Written task:
Identify all lines of the data containing the string "주도하는" and copy them.

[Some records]

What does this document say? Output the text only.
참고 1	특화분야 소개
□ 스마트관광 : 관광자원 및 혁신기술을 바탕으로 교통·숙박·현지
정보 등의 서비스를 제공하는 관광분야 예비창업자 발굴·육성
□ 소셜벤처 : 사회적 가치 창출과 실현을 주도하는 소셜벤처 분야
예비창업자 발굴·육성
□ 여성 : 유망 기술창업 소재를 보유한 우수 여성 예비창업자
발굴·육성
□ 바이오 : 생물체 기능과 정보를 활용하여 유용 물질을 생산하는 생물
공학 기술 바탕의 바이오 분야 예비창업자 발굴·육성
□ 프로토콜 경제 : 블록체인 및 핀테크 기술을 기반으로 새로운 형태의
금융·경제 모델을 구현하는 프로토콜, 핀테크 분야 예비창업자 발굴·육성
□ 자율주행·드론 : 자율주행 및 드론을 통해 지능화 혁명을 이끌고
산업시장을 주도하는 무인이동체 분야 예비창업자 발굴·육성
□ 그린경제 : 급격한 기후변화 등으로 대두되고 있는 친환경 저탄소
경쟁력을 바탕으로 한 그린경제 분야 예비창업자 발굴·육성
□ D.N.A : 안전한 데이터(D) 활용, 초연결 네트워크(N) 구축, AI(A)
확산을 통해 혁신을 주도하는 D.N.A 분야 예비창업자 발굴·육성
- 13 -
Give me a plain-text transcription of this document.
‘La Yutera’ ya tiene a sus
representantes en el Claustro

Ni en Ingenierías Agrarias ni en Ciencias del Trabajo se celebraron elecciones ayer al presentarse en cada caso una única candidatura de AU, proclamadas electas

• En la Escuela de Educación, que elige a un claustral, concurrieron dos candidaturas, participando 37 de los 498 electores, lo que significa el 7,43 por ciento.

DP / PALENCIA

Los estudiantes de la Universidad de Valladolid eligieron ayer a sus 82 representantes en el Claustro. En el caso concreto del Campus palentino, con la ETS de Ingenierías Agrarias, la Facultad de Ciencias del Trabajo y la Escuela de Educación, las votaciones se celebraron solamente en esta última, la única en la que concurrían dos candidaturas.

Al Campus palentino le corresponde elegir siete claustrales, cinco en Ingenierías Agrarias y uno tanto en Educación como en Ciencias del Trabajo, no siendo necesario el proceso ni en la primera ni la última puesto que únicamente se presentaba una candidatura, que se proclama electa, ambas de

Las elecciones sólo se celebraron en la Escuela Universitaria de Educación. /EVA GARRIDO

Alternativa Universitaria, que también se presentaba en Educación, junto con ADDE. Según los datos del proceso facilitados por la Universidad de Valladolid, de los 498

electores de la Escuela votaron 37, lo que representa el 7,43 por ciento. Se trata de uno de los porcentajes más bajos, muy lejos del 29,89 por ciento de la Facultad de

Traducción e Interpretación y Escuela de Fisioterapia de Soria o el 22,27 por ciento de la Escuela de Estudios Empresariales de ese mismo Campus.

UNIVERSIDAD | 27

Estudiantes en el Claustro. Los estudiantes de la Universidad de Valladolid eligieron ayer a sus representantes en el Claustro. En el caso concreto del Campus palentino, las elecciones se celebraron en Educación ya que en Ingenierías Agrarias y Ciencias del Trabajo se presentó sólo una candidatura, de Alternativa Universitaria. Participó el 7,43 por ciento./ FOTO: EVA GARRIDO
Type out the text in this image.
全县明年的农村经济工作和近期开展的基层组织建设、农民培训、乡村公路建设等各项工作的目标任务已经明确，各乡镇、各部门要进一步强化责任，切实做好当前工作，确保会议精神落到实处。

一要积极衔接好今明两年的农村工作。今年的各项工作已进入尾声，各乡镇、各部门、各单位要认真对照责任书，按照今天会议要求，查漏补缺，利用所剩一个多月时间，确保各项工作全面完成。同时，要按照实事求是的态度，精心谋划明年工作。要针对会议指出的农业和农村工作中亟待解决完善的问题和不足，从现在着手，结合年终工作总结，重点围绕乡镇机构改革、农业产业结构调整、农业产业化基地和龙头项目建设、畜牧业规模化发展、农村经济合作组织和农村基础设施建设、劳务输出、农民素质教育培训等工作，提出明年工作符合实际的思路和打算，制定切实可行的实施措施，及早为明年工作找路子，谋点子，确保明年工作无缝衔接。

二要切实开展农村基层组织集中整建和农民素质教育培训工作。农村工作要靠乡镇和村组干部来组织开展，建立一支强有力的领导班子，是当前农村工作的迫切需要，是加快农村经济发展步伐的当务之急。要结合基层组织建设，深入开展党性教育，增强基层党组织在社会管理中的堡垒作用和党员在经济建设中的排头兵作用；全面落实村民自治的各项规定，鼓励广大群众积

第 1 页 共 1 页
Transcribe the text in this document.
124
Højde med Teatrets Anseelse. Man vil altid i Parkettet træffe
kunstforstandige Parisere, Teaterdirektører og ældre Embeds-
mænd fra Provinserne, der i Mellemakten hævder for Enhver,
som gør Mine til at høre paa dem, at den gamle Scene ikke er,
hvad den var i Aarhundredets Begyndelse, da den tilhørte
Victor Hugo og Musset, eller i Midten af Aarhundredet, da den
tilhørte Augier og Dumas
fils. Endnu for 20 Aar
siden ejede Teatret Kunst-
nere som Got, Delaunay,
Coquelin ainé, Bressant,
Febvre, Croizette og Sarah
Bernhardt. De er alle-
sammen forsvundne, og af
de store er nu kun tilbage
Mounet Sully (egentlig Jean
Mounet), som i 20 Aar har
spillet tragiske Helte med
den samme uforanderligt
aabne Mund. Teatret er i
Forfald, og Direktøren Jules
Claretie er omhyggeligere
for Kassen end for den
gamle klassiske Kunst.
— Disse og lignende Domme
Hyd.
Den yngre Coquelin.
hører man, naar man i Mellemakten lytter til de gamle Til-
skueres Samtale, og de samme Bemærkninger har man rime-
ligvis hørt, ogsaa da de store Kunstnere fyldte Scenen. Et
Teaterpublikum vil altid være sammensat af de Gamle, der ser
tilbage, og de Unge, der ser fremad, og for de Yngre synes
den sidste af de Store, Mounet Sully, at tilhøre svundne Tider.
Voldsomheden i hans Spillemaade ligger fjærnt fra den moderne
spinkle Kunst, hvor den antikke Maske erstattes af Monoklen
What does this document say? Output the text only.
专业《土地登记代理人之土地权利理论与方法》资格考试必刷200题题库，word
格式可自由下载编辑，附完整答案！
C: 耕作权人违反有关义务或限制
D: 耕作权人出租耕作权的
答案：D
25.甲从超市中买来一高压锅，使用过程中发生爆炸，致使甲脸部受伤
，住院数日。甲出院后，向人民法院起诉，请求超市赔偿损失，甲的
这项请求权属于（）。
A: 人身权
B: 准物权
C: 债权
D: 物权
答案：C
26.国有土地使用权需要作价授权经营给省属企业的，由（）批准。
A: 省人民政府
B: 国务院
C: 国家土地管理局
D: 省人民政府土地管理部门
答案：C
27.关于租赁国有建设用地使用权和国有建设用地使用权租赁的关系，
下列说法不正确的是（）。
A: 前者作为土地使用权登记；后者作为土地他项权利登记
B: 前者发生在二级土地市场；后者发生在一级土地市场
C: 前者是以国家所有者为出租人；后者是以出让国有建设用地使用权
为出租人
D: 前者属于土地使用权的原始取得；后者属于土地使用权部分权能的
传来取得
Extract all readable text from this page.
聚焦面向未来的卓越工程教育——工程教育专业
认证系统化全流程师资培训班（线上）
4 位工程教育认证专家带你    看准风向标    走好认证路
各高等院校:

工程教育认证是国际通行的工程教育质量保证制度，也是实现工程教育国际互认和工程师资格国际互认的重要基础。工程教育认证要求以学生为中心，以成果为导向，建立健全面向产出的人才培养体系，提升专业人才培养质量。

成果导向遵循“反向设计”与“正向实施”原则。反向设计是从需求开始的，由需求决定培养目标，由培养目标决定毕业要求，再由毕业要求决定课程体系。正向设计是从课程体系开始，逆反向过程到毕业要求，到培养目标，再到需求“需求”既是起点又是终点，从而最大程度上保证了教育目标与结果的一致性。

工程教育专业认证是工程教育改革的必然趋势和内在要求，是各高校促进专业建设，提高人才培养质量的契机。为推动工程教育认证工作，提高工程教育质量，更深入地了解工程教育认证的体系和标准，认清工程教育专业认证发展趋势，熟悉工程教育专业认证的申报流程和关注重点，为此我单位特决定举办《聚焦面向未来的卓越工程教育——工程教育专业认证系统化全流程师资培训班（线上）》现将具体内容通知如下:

Result for this exercise:
□ 소셜벤처 : 사회적 가치 창출과 실현을 주도하는 소셜벤처 분야
산업시장을 주도하는 무인이동체 분야 예비창업자 발굴·육성
확산을 통해 혁신을 주도하는 D.N.A 분야 예비창업자 발굴·육성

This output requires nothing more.